[Layout coordinate data]

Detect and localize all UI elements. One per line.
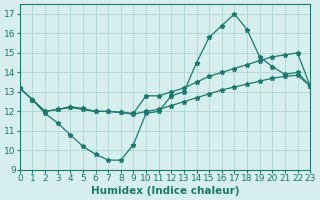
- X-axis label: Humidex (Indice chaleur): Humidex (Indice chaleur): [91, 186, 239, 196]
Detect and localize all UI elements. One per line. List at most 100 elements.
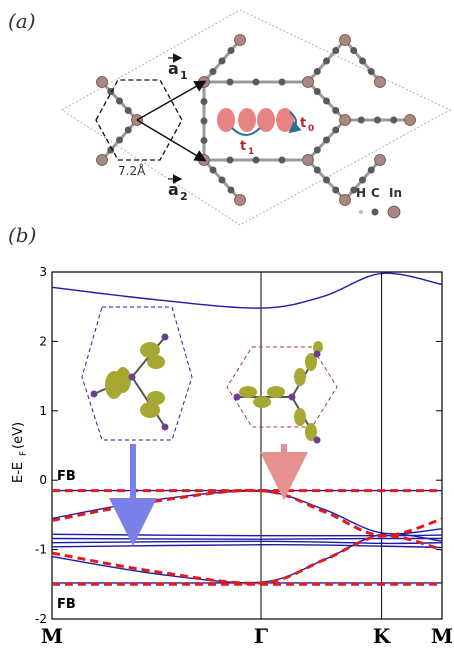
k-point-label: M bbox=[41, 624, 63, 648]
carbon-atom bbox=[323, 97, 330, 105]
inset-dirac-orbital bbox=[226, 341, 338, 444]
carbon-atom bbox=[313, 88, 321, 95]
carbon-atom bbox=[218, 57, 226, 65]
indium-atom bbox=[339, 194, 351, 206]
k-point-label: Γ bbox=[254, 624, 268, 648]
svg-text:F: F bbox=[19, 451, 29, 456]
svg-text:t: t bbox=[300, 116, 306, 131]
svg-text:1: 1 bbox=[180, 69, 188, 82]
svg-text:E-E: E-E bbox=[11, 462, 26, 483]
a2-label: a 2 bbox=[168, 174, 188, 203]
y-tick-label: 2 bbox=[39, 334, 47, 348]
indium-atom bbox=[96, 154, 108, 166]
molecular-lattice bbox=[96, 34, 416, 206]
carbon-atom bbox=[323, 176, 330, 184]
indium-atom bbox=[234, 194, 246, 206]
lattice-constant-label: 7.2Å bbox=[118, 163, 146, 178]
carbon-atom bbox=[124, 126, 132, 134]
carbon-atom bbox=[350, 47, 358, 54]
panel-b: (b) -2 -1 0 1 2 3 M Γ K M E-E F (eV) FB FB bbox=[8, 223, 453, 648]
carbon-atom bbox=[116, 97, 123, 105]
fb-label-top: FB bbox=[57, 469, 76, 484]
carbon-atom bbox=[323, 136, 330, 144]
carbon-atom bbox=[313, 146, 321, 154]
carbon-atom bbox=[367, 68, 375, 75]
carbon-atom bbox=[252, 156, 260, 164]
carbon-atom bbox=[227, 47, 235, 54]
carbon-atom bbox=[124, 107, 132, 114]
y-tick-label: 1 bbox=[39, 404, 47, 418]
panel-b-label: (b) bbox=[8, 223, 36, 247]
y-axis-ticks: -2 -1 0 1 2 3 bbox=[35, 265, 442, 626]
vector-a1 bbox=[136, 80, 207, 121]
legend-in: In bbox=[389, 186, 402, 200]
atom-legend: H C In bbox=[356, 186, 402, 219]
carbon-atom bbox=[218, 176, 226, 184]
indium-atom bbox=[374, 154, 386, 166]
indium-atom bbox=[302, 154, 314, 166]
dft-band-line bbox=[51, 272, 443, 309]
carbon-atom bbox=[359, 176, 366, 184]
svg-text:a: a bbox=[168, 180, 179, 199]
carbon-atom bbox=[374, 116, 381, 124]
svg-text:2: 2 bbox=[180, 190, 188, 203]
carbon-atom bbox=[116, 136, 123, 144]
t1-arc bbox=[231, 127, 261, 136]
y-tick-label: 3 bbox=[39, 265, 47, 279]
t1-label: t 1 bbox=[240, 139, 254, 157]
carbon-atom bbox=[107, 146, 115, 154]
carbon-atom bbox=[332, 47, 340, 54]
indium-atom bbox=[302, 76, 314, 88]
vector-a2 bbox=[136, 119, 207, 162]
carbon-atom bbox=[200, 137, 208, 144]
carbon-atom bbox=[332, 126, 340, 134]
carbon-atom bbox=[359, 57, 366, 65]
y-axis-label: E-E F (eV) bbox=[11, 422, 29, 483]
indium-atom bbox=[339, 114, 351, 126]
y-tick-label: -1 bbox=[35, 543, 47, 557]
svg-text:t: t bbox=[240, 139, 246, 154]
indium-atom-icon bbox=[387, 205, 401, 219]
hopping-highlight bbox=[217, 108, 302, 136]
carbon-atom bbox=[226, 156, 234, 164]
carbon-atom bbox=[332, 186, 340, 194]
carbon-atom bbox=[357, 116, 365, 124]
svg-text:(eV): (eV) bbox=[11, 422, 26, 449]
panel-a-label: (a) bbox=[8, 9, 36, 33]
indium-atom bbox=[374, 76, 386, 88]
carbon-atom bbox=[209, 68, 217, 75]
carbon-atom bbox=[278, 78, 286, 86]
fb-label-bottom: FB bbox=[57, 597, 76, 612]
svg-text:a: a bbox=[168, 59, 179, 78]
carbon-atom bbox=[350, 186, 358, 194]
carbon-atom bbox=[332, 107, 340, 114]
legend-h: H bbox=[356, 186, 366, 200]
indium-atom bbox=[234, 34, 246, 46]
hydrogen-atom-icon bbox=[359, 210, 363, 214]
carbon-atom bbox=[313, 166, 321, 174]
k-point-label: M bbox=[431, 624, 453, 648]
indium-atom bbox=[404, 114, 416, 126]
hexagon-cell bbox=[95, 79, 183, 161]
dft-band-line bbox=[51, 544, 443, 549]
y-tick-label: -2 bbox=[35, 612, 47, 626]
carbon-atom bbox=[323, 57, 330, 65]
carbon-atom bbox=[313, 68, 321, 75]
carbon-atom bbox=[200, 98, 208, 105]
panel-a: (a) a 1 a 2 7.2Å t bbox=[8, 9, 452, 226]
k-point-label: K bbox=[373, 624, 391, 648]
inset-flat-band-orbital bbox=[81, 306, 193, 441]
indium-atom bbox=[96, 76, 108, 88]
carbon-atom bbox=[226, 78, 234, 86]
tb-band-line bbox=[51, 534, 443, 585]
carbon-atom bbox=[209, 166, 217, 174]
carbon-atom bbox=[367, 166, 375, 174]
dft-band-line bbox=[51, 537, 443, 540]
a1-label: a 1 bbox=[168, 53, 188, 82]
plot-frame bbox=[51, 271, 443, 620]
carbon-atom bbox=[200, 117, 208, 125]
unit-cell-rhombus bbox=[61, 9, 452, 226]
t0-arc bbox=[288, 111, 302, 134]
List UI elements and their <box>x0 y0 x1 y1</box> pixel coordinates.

• _Directions_: Reproduce every line of the listing above verbatim, omitting the pictures.

• _Solution to this exercise_:
Detect and localize all UI elements. One per line.
- X-axis label: Humidex (Indice chaleur): Humidex (Indice chaleur): [91, 186, 239, 196]
Detect and localize all UI elements. One per line. List at most 100 elements.
k-point-label: M bbox=[41, 624, 63, 648]
carbon-atom bbox=[323, 97, 330, 105]
inset-dirac-orbital bbox=[226, 341, 338, 444]
carbon-atom bbox=[313, 88, 321, 95]
carbon-atom bbox=[218, 57, 226, 65]
indium-atom bbox=[339, 194, 351, 206]
k-point-label: Γ bbox=[254, 624, 268, 648]
svg-text:F: F bbox=[19, 451, 29, 456]
svg-text:t: t bbox=[300, 116, 306, 131]
svg-text:1: 1 bbox=[180, 69, 188, 82]
svg-text:E-E: E-E bbox=[11, 462, 26, 483]
a2-label: a 2 bbox=[168, 174, 188, 203]
y-tick-label: 2 bbox=[39, 334, 47, 348]
indium-atom bbox=[96, 154, 108, 166]
molecular-lattice bbox=[96, 34, 416, 206]
carbon-atom bbox=[323, 176, 330, 184]
indium-atom bbox=[234, 194, 246, 206]
lattice-constant-label: 7.2Å bbox=[118, 163, 146, 178]
carbon-atom bbox=[124, 126, 132, 134]
carbon-atom bbox=[350, 47, 358, 54]
panel-b: (b) -2 -1 0 1 2 3 M Γ K M E-E F (eV) FB FB bbox=[8, 223, 453, 648]
carbon-atom bbox=[116, 97, 123, 105]
fb-label-top: FB bbox=[57, 469, 76, 484]
carbon-atom bbox=[323, 136, 330, 144]
carbon-atom bbox=[313, 146, 321, 154]
carbon-atom bbox=[367, 68, 375, 75]
carbon-atom bbox=[252, 156, 260, 164]
carbon-atom bbox=[227, 47, 235, 54]
carbon-atom bbox=[124, 107, 132, 114]
y-tick-label: 1 bbox=[39, 404, 47, 418]
panel-b-label: (b) bbox=[8, 223, 36, 247]
y-axis-ticks: -2 -1 0 1 2 3 bbox=[35, 265, 442, 626]
vector-a1 bbox=[136, 80, 207, 121]
legend-in: In bbox=[389, 186, 402, 200]
atom-legend: H C In bbox=[356, 186, 402, 219]
carbon-atom bbox=[218, 176, 226, 184]
indium-atom bbox=[374, 154, 386, 166]
indium-atom bbox=[302, 154, 314, 166]
dft-band-line bbox=[51, 272, 443, 309]
carbon-atom bbox=[359, 176, 366, 184]
svg-text:a: a bbox=[168, 180, 179, 199]
carbon-atom bbox=[374, 116, 381, 124]
svg-text:2: 2 bbox=[180, 190, 188, 203]
carbon-atom bbox=[116, 136, 123, 144]
t1-arc bbox=[231, 127, 261, 136]
y-tick-label: 3 bbox=[39, 265, 47, 279]
t1-label: t 1 bbox=[240, 139, 254, 157]
carbon-atom bbox=[107, 146, 115, 154]
carbon-atom bbox=[332, 47, 340, 54]
indium-atom bbox=[302, 76, 314, 88]
vector-a2 bbox=[136, 119, 207, 162]
carbon-atom bbox=[200, 137, 208, 144]
carbon-atom bbox=[332, 126, 340, 134]
carbon-atom bbox=[359, 57, 366, 65]
y-axis-label: E-E F (eV) bbox=[11, 422, 29, 483]
indium-atom bbox=[339, 114, 351, 126]
y-tick-label: -1 bbox=[35, 543, 47, 557]
svg-text:t: t bbox=[240, 139, 246, 154]
indium-atom-icon bbox=[387, 205, 401, 219]
hopping-highlight bbox=[217, 108, 302, 136]
carbon-atom bbox=[226, 156, 234, 164]
carbon-atom bbox=[332, 186, 340, 194]
carbon-atom bbox=[357, 116, 365, 124]
svg-text:(eV): (eV) bbox=[11, 422, 26, 449]
panel-a-label: (a) bbox=[8, 9, 36, 33]
indium-atom bbox=[374, 76, 386, 88]
carbon-atom bbox=[209, 68, 217, 75]
carbon-atom bbox=[278, 78, 286, 86]
fb-label-bottom: FB bbox=[57, 597, 76, 612]
svg-text:a: a bbox=[168, 59, 179, 78]
carbon-atom bbox=[350, 186, 358, 194]
carbon-atom bbox=[332, 107, 340, 114]
legend-h: H bbox=[356, 186, 366, 200]
indium-atom bbox=[234, 34, 246, 46]
hydrogen-atom-icon bbox=[359, 210, 363, 214]
carbon-atom bbox=[313, 166, 321, 174]
k-point-label: M bbox=[431, 624, 453, 648]
indium-atom bbox=[404, 114, 416, 126]
hexagon-cell bbox=[95, 79, 183, 161]
dft-band-line bbox=[51, 544, 443, 549]
y-tick-label: -2 bbox=[35, 612, 47, 626]
carbon-atom bbox=[323, 57, 330, 65]
carbon-atom bbox=[313, 68, 321, 75]
carbon-atom bbox=[200, 98, 208, 105]
panel-a: (a) a 1 a 2 7.2Å t bbox=[8, 9, 452, 226]
k-point-label: K bbox=[373, 624, 391, 648]
inset-flat-band-orbital bbox=[81, 306, 193, 441]
indium-atom bbox=[96, 76, 108, 88]
carbon-atom bbox=[226, 78, 234, 86]
tb-band-line bbox=[51, 534, 443, 585]
carbon-atom bbox=[209, 166, 217, 174]
carbon-atom bbox=[367, 166, 375, 174]
dft-band-line bbox=[51, 537, 443, 540]
a1-label: a 1 bbox=[168, 53, 188, 82]
plot-frame bbox=[51, 271, 443, 620]
carbon-atom bbox=[200, 117, 208, 125]
unit-cell-rhombus bbox=[61, 9, 452, 226]
t0-arc bbox=[288, 111, 302, 134]
List UI elements and their <box>x0 y0 x1 y1</box> pixel coordinates.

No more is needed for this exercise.